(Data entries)

## Start

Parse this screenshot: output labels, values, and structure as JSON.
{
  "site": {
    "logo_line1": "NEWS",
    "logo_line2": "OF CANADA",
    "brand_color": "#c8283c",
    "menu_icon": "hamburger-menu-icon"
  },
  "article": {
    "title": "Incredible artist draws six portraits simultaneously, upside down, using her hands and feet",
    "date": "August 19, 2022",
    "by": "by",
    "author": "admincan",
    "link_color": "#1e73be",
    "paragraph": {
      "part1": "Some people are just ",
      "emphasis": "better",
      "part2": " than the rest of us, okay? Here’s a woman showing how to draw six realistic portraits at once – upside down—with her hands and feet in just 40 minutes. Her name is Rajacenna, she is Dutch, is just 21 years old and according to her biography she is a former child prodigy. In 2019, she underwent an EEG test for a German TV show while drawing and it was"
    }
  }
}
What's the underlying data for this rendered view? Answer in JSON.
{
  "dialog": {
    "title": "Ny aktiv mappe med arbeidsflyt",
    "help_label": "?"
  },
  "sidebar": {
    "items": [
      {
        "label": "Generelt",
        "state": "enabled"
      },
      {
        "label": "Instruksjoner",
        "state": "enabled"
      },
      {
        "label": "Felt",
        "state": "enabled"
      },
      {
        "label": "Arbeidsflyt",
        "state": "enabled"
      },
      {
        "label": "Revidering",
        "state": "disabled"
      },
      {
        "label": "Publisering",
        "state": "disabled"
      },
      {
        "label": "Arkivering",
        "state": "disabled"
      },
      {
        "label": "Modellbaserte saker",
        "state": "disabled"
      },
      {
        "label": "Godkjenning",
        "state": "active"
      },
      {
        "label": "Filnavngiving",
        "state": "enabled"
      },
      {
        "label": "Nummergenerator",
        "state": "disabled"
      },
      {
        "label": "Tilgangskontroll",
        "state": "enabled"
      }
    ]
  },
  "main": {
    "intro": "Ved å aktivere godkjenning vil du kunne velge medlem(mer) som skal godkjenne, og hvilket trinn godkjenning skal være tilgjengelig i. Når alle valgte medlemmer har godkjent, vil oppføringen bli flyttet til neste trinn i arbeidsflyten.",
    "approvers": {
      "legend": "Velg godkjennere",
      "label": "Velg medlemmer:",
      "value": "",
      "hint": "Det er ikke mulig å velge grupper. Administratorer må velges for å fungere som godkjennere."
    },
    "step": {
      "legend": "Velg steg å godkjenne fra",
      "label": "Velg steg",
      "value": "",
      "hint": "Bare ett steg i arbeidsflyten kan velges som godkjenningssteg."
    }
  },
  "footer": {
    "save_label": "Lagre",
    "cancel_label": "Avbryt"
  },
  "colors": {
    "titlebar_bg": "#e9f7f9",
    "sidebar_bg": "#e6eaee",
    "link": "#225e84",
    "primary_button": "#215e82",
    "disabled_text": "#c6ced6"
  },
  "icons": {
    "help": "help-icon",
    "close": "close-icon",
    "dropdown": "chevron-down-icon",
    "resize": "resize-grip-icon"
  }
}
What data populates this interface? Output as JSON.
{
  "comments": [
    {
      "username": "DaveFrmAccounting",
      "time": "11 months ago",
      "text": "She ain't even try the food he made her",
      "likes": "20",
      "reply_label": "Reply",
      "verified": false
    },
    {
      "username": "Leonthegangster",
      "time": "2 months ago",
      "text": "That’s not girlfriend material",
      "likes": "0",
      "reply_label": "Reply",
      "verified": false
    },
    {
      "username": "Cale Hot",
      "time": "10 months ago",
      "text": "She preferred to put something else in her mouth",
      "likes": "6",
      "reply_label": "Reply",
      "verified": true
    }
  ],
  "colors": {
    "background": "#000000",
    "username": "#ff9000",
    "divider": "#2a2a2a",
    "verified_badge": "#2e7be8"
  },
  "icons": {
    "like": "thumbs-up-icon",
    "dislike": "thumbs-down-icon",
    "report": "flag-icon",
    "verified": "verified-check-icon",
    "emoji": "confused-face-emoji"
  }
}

## End

Problem details: From the records above, extract every entry verbatim.

Answer to the exercise:
Parse this screenshot: output labels, values, and structure as JSON.
{
  "site": {
    "logo_line1": "NEWS",
    "logo_line2": "OF CANADA",
    "brand_color": "#c8283c",
    "menu_icon": "hamburger-menu-icon"
  },
  "article": {
    "title": "Incredible artist draws six portraits simultaneously, upside down, using her hands and feet",
    "date": "August 19, 2022",
    "by": "by",
    "author": "admincan",
    "link_color": "#1e73be",
    "paragraph": {
      "part1": "Some people are just ",
      "emphasis": "better",
      "part2": " than the rest of us, okay? Here’s a woman showing how to draw six realistic portraits at once – upside down—with her hands and feet in just 40 minutes. Her name is Rajacenna, she is Dutch, is just 21 years old and according to her biography she is a former child prodigy. In 2019, she underwent an EEG test for a German TV show while drawing and it was"
    }
  }
}
What's the underlying data for this rendered view? Answer in JSON.
{
  "dialog": {
    "title": "Ny aktiv mappe med arbeidsflyt",
    "help_label": "?"
  },
  "sidebar": {
    "items": [
      {
        "label": "Generelt",
        "state": "enabled"
      },
      {
        "label": "Instruksjoner",
        "state": "enabled"
      },
      {
        "label": "Felt",
        "state": "enabled"
      },
      {
        "label": "Arbeidsflyt",
        "state": "enabled"
      },
      {
        "label": "Revidering",
        "state": "disabled"
      },
      {
        "label": "Publisering",
        "state": "disabled"
      },
      {
        "label": "Arkivering",
        "state": "disabled"
      },
      {
        "label": "Modellbaserte saker",
        "state": "disabled"
      },
      {
        "label": "Godkjenning",
        "state": "active"
      },
      {
        "label": "Filnavngiving",
        "state": "enabled"
      },
      {
        "label": "Nummergenerator",
        "state": "disabled"
      },
      {
        "label": "Tilgangskontroll",
        "state": "enabled"
      }
    ]
  },
  "main": {
    "intro": "Ved å aktivere godkjenning vil du kunne velge medlem(mer) som skal godkjenne, og hvilket trinn godkjenning skal være tilgjengelig i. Når alle valgte medlemmer har godkjent, vil oppføringen bli flyttet til neste trinn i arbeidsflyten.",
    "approvers": {
      "legend": "Velg godkjennere",
      "label": "Velg medlemmer:",
      "value": "",
      "hint": "Det er ikke mulig å velge grupper. Administratorer må velges for å fungere som godkjennere."
    },
    "step": {
      "legend": "Velg steg å godkjenne fra",
      "label": "Velg steg",
      "value": "",
      "hint": "Bare ett steg i arbeidsflyten kan velges som godkjenningssteg."
    }
  },
  "footer": {
    "save_label": "Lagre",
    "cancel_label": "Avbryt"
  },
  "colors": {
    "titlebar_bg": "#e9f7f9",
    "sidebar_bg": "#e6eaee",
    "link": "#225e84",
    "primary_button": "#215e82",
    "disabled_text": "#c6ced6"
  },
  "icons": {
    "help": "help-icon",
    "close": "close-icon",
    "dropdown": "chevron-down-icon",
    "resize": "resize-grip-icon"
  }
}
What data populates this interface? Output as JSON.
{
  "comments": [
    {
      "username": "DaveFrmAccounting",
      "time": "11 months ago",
      "text": "She ain't even try the food he made her",
      "likes": "20",
      "reply_label": "Reply",
      "verified": false
    },
    {
      "username": "Leonthegangster",
      "time": "2 months ago",
      "text": "That’s not girlfriend material",
      "likes": "0",
      "reply_label": "Reply",
      "verified": false
    },
    {
      "username": "Cale Hot",
      "time": "10 months ago",
      "text": "She preferred to put something else in her mouth",
      "likes": "6",
      "reply_label": "Reply",
      "verified": true
    }
  ],
  "colors": {
    "background": "#000000",
    "username": "#ff9000",
    "divider": "#2a2a2a",
    "verified_badge": "#2e7be8"
  },
  "icons": {
    "like": "thumbs-up-icon",
    "dislike": "thumbs-down-icon",
    "report": "flag-icon",
    "verified": "verified-check-icon",
    "emoji": "confused-face-emoji"
  }
}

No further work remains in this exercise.